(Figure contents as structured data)
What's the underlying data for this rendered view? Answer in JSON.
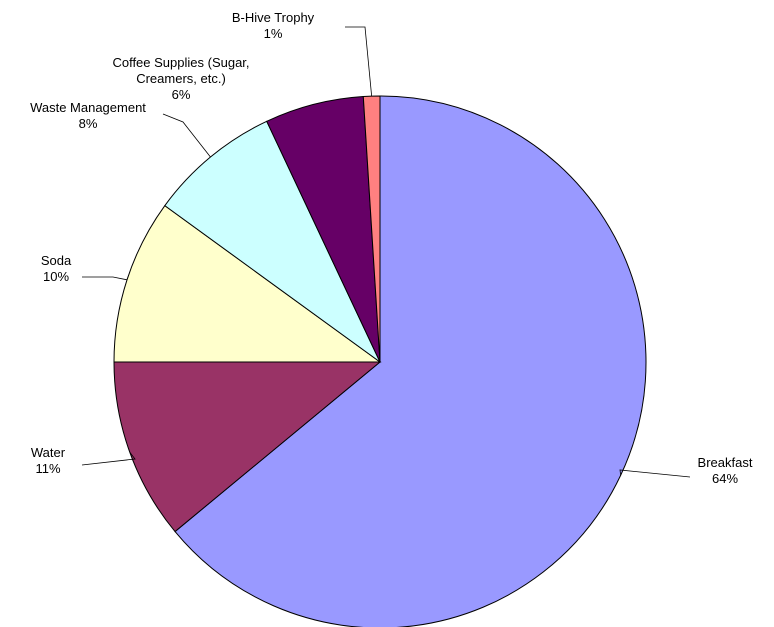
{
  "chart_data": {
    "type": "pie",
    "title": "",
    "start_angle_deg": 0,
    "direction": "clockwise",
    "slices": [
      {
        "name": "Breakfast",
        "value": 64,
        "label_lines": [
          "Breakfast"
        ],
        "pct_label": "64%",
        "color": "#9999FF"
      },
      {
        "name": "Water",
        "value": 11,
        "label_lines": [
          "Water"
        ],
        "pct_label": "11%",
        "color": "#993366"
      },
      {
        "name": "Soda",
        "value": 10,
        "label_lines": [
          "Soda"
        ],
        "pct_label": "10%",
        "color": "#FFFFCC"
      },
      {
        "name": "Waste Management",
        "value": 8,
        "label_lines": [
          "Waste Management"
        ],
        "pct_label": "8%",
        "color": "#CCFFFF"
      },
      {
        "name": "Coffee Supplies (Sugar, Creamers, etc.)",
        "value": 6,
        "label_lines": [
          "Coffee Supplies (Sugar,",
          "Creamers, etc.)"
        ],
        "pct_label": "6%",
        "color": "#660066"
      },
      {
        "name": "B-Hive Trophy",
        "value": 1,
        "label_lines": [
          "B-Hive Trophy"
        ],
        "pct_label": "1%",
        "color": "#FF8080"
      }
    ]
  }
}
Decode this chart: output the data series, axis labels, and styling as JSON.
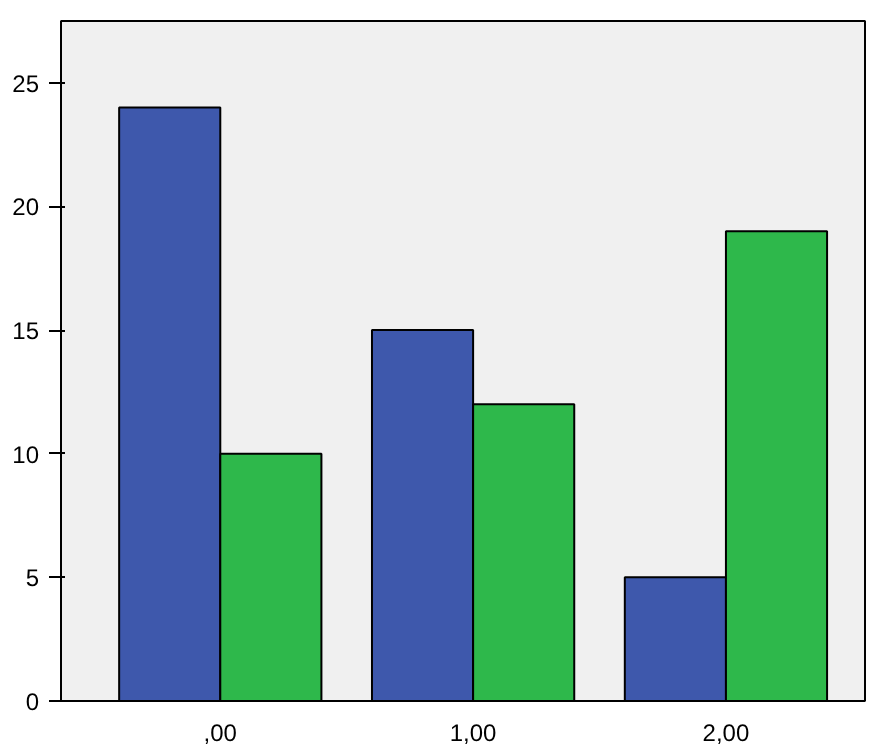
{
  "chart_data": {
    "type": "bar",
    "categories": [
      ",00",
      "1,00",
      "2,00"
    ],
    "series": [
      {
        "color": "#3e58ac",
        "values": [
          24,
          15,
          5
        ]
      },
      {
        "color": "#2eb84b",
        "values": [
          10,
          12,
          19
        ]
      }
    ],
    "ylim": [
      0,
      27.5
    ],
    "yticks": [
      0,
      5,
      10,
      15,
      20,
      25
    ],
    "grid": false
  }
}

### Your instructions
Exactly as written, set down the lines from the line holding "Decode this chart: output" to the last line of the data, both ends included, pictures excluded.

### Exercise output
Decode this chart: output the data series, axis labels, and styling as JSON.
{
  "chart_data": {
    "type": "bar",
    "categories": [
      ",00",
      "1,00",
      "2,00"
    ],
    "series": [
      {
        "color": "#3e58ac",
        "values": [
          24,
          15,
          5
        ]
      },
      {
        "color": "#2eb84b",
        "values": [
          10,
          12,
          19
        ]
      }
    ],
    "ylim": [
      0,
      27.5
    ],
    "yticks": [
      0,
      5,
      10,
      15,
      20,
      25
    ],
    "grid": false
  }
}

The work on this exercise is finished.